Document »
────────────────────
Last Tuesday was the first day of UWS's school of creative and cultural student showcase. Normally these events are used for displaying the best of the taught programs - such as the undergraduate degrees and the taught/practice based masters. This ranges as wide as film and animation screenings, live music and performance. This year there was a research presence, where there was a 3 hour event put on for the school's doctoral community. Our school has a significant practice-based PhD presence, which makes for a rich and vibrant research community, where work ranges from novelists, performance and video production, fine art to sound and music. It is one of these reasons why I am at UWS and not somewhere else - and for the same reason, it is very diverse in terms of what we all actually do. Unlike other departments within the school, much of what we do deliberately draws attention to the processes of 'what a PhD is?' and tends to raises questions around what is expected of a PhD student. What we all have in common is that we must be examines by viva, we must adhere to the code of conduct of the university (in relation to processes towards completing the degree) and that our methodological underpinnings are so vastly explorative, that we still share similar anxieties around the hows and the whys we go about doing what we do.

Graham Jeffery had talked about putting on a event for the PhDs during this time, that allowed for us to start a conversation about these relationships and to work towards strengthening our research community. What UWS has going for it (and what might be its weakness at the same time) is the distance between campuses, which can be up to 50 miles apart in some cases. Secondly, it is not uncommon for PhD students (and researchers), at any university, to register and then go away and do their work elsewhere (a-hem.) - so any event that we did arrange, had to fall at a time where we could ensure that we could have enough people to participate in it. The event also had to act as a catalyst for something else, that is, making sure that we can keep up momentum, whilst thinking of ways in which we could support the PhD community, especially that not everyone couldn't be there at the same time. 

We decided to put on a half day 'thing' on during the showcase week, as this would stand the bigger chance at attracting staff as well. It also meant that we would have a presence of our own, doing something that was a little less formal than a poster event or a full on academic conference. Influenced a little by the purpos/ed /unconference format, we decided to ask people to prepare 3 minute presentations (which could be in any format, in any style) that attempted to respond to the question:

How are you approaching the relationships between practice and research in your work?

After 3 presentations of 3 minutes, there was then an hour to discussion as a group the presentations and the ideas that came from it. Each presentation was also recorded as a podcast which will be online soon. Some of the presentations are already on the Creative Practice/Research blog.

The discussion was some of the best discussions I've had at a 'formal' event dedicated to PhD researchers. It was great to have members of staff present - because I think it is important for that shared experiences and to hear others talk about their own reflections on their research practice. It was also surprising that, despite our varying degrees of 'creative practice' there were some starkly common themes relating to the PhD process in general. Much of the research work concerned an explorative element to the methodology, where much of what is being done has never been done before, in particular reference to the creative practice. Similarly, the personal affect of research on the researcher is often considered as being an isolated experience (the cliche of the PhD) but also the researcher tends to be actively involved in the progress of facilitating the research project - raising a range of different issues. For instance, my PhD colleague Kirsten McLeod is a community film maker, who is working with groups in Govan and her research concerns the participation within this process. I find that I am in a similar position with my ethnographic research, where I could not do my work if I wasn't part of the communities that I am interested in.
────────────────────
Listed entries »
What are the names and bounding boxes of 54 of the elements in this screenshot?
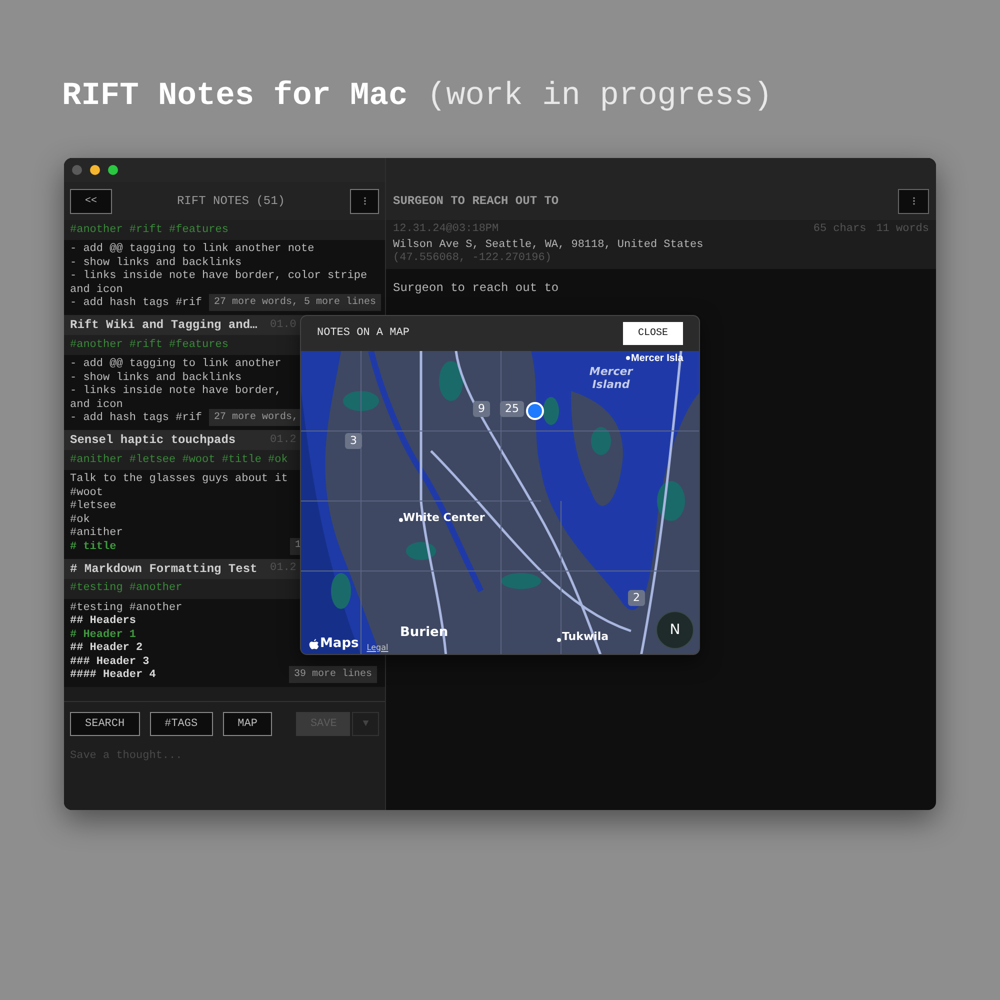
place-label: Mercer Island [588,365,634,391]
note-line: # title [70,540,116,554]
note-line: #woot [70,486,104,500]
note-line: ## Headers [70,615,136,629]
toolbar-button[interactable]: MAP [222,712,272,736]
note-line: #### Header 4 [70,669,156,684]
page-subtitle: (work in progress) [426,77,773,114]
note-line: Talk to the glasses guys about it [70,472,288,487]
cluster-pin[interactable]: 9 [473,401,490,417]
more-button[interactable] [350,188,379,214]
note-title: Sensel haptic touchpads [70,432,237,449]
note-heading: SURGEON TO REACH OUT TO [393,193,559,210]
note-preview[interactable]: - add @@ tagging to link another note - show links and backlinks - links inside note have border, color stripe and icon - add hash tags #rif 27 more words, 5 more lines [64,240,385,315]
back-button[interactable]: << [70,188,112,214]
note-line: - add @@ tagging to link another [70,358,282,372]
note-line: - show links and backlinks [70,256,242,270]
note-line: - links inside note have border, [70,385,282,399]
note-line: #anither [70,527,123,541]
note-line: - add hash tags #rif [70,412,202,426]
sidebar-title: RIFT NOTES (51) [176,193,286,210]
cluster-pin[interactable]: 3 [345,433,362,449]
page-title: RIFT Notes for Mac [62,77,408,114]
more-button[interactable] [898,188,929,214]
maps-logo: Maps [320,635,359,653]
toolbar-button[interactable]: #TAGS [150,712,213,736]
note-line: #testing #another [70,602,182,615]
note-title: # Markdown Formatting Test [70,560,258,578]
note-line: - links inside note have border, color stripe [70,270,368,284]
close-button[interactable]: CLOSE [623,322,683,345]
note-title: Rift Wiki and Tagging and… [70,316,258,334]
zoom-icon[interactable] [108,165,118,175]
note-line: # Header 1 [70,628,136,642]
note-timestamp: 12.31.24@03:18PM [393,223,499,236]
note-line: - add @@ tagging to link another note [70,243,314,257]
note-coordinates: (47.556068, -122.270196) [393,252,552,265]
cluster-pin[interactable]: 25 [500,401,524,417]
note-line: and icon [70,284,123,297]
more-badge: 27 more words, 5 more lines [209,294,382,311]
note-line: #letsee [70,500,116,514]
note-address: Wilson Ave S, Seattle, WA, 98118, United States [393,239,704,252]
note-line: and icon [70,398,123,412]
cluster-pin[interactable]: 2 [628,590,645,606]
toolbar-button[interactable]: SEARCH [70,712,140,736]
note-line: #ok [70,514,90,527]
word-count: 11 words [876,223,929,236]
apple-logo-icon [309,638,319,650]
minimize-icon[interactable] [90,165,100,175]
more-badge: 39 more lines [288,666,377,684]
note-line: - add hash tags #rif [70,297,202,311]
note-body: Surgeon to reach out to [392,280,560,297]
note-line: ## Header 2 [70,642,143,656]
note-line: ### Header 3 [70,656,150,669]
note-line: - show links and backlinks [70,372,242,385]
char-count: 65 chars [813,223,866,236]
────────────────────
Requests »
1 - In the post on the doctoral research event, why was the half-day event held during showcase week? Answer in one to three sentences.
2 - In the records, take the lines starting at the one containing "place-label: Mercer Island [588,365,634,391]" and ending at the one containing "note-heading: SURGEON TO". Swap "note-line" for "note-text" and return only those lines, otherwise unchanged.

Responses to the tasks »
1 - It was held during showcase week because that timing gave it the better chance of attracting staff as well. It also gave the doctoral community a presence of its own in a format less formal than a poster event or a full academic conference.

2 -
place-label: Mercer Island [588,365,634,391]
note-text: # title [70,540,116,554]
note-text: #woot [70,486,104,500]
note-text: ## Headers [70,615,136,629]
toolbar-button[interactable]: MAP [222,712,272,736]
note-text: #### Header 4 [70,669,156,684]
page-subtitle: (work in progress) [426,77,773,114]
note-text: Talk to the glasses guys about it [70,472,288,487]
cluster-pin[interactable]: 9 [473,401,490,417]
more-button[interactable] [350,188,379,214]
note-title: Sensel haptic touchpads [70,432,237,449]
note-heading: SURGEON TO REACH OUT TO [393,193,559,210]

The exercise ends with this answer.